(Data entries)
## begin
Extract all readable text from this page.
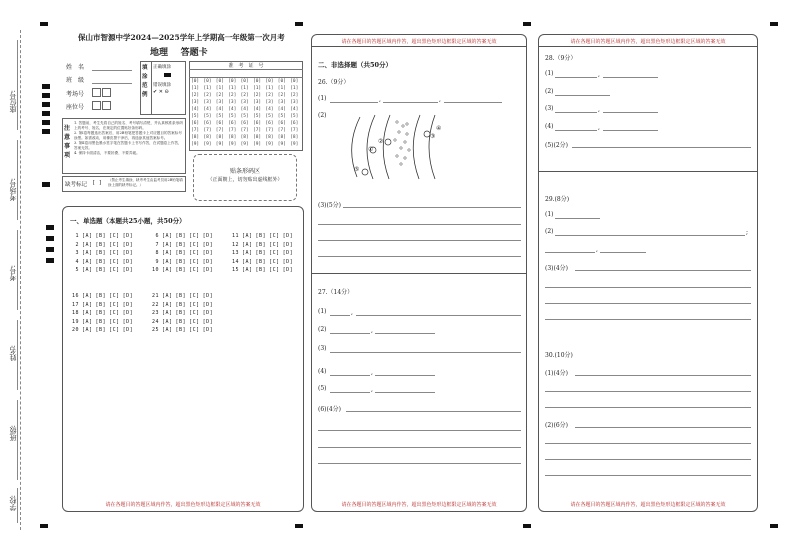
座位号:
考场号:
考号:
姓名:
班级:
学校:
保山市智源中学2024—2025学年上学期高一年级第一次月考
地理 答题卡
姓　名
班　级
考场号
座位号
填涂范例
正确填涂
错误填涂
✔ ✕ ⊖
准　考　证　号
[0] [0] [0] [0] [0] [0] [0] [0] [0]
[1] [1] [1] [1] [1] [1] [1] [1] [1]
[2] [2] [2] [2] [2] [2] [2] [2] [2]
[3] [3] [3] [3] [3] [3] [3] [3] [3]
[4] [4] [4] [4] [4] [4] [4] [4] [4]
[5] [5] [5] [5] [5] [5] [5] [5] [5]
[6] [6] [6] [6] [6] [6] [6] [6] [6]
[7] [7] [7] [7] [7] [7] [7] [7] [7]
[8] [8] [8] [8] [8] [8] [8] [8] [8]
[9] [9] [9] [9] [9] [9] [9] [9] [9]
注意事项
1. 答题前，考生先将自己的姓名、考号填写清楚，并认真核准条形码上的考号、姓名，在规定的位置贴好条形码。
2. 第Ⅰ卷每题选出答案后，用2B铅笔把答题卡上对应题目的答案标号涂黑。如需改动，用橡皮擦干净后，再选涂其他答案标号。
3. 第Ⅱ卷用黑色墨水签字笔在答题卡上书写作答，在试题卷上作答，答案无效。
4. 保持卡面清洁，不要折叠、不要弄破。
缺考标记 [ ] （禁止考生填涂，缺考考生由监考员用2B铅笔填涂上面的缺考标记。）
贴条形码区
（正面朝上，切勿贴出虚线框外）
一、单选题（本题共25小题，共50分）
1 [A] [B] [C] [D]	6 [A] [B] [C] [D]	11 [A] [B] [C] [D]
2 [A] [B] [C] [D]	7 [A] [B] [C] [D]	12 [A] [B] [C] [D]
3 [A] [B] [C] [D]	8 [A] [B] [C] [D]	13 [A] [B] [C] [D]
4 [A] [B] [C] [D]	9 [A] [B] [C] [D]	14 [A] [B] [C] [D]
5 [A] [B] [C] [D]	10 [A] [B] [C] [D]	15 [A] [B] [C] [D]
16 [A] [B] [C] [D]	21 [A] [B] [C] [D]
17 [A] [B] [C] [D]	22 [A] [B] [C] [D]
18 [A] [B] [C] [D]	23 [A] [B] [C] [D]
19 [A] [B] [C] [D]	24 [A] [B] [C] [D]
20 [A] [B] [C] [D]	25 [A] [B] [C] [D]
请在各题目的答题区域内作答，超出黑色矩形边框限定区域的答案无效
请在各题目的答题区域内作答，超出黑色矩形边框限定区域的答案无效
二、非选择题（共50分）
26.（9分）
(1)	,	,
(2)
①
②
③
④
⑤
(3)(5分)
27.（14分）
(1)	,
(2)	,
(3)
(4)	,
(5)	,
(6)(4分)
请在各题目的答题区域内作答，超出黑色矩形边框限定区域的答案无效
请在各题目的答题区域内作答，超出黑色矩形边框限定区域的答案无效
28.（9分）
(1)	,
(2)
(3)	,
(4)	,
(5)(2分)
29.(8分)
(1)
(2)	;
,
(3)(4分)
30.(10分)
(1)(4分)
(2)(6分)
请在各题目的答题区域内作答，超出黑色矩形边框限定区域的答案无效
## end
Go back to the records above and write them out exactly, without the pictures.

## Exercise response
Extract all readable text from this page.
座位号:
考场号:
考号:
姓名:
班级:
学校:
保山市智源中学2024—2025学年上学期高一年级第一次月考
地理 答题卡
姓　名
班　级
考场号
座位号
填涂范例
正确填涂
错误填涂
✔ ✕ ⊖
准　考　证　号
[0] [0] [0] [0] [0] [0] [0] [0] [0]
[1] [1] [1] [1] [1] [1] [1] [1] [1]
[2] [2] [2] [2] [2] [2] [2] [2] [2]
[3] [3] [3] [3] [3] [3] [3] [3] [3]
[4] [4] [4] [4] [4] [4] [4] [4] [4]
[5] [5] [5] [5] [5] [5] [5] [5] [5]
[6] [6] [6] [6] [6] [6] [6] [6] [6]
[7] [7] [7] [7] [7] [7] [7] [7] [7]
[8] [8] [8] [8] [8] [8] [8] [8] [8]
[9] [9] [9] [9] [9] [9] [9] [9] [9]
注意事项
1. 答题前，考生先将自己的姓名、考号填写清楚，并认真核准条形码上的考号、姓名，在规定的位置贴好条形码。
2. 第Ⅰ卷每题选出答案后，用2B铅笔把答题卡上对应题目的答案标号涂黑。如需改动，用橡皮擦干净后，再选涂其他答案标号。
3. 第Ⅱ卷用黑色墨水签字笔在答题卡上书写作答，在试题卷上作答，答案无效。
4. 保持卡面清洁，不要折叠、不要弄破。
缺考标记 [ ] （禁止考生填涂，缺考考生由监考员用2B铅笔填涂上面的缺考标记。）
贴条形码区
（正面朝上，切勿贴出虚线框外）
一、单选题（本题共25小题，共50分）
1 [A] [B] [C] [D]	6 [A] [B] [C] [D]	11 [A] [B] [C] [D]
2 [A] [B] [C] [D]	7 [A] [B] [C] [D]	12 [A] [B] [C] [D]
3 [A] [B] [C] [D]	8 [A] [B] [C] [D]	13 [A] [B] [C] [D]
4 [A] [B] [C] [D]	9 [A] [B] [C] [D]	14 [A] [B] [C] [D]
5 [A] [B] [C] [D]	10 [A] [B] [C] [D]	15 [A] [B] [C] [D]
16 [A] [B] [C] [D]	21 [A] [B] [C] [D]
17 [A] [B] [C] [D]	22 [A] [B] [C] [D]
18 [A] [B] [C] [D]	23 [A] [B] [C] [D]
19 [A] [B] [C] [D]	24 [A] [B] [C] [D]
20 [A] [B] [C] [D]	25 [A] [B] [C] [D]
请在各题目的答题区域内作答，超出黑色矩形边框限定区域的答案无效
请在各题目的答题区域内作答，超出黑色矩形边框限定区域的答案无效
二、非选择题（共50分）
26.（9分）
(1)	,	,
(2)
①
②
③
④
⑤
(3)(5分)
27.（14分）
(1)	,
(2)	,
(3)
(4)	,
(5)	,
(6)(4分)
请在各题目的答题区域内作答，超出黑色矩形边框限定区域的答案无效
请在各题目的答题区域内作答，超出黑色矩形边框限定区域的答案无效
28.（9分）
(1)	,
(2)
(3)	,
(4)	,
(5)(2分)
29.(8分)
(1)
(2)	;
,
(3)(4分)
30.(10分)
(1)(4分)
(2)(6分)
请在各题目的答题区域内作答，超出黑色矩形边框限定区域的答案无效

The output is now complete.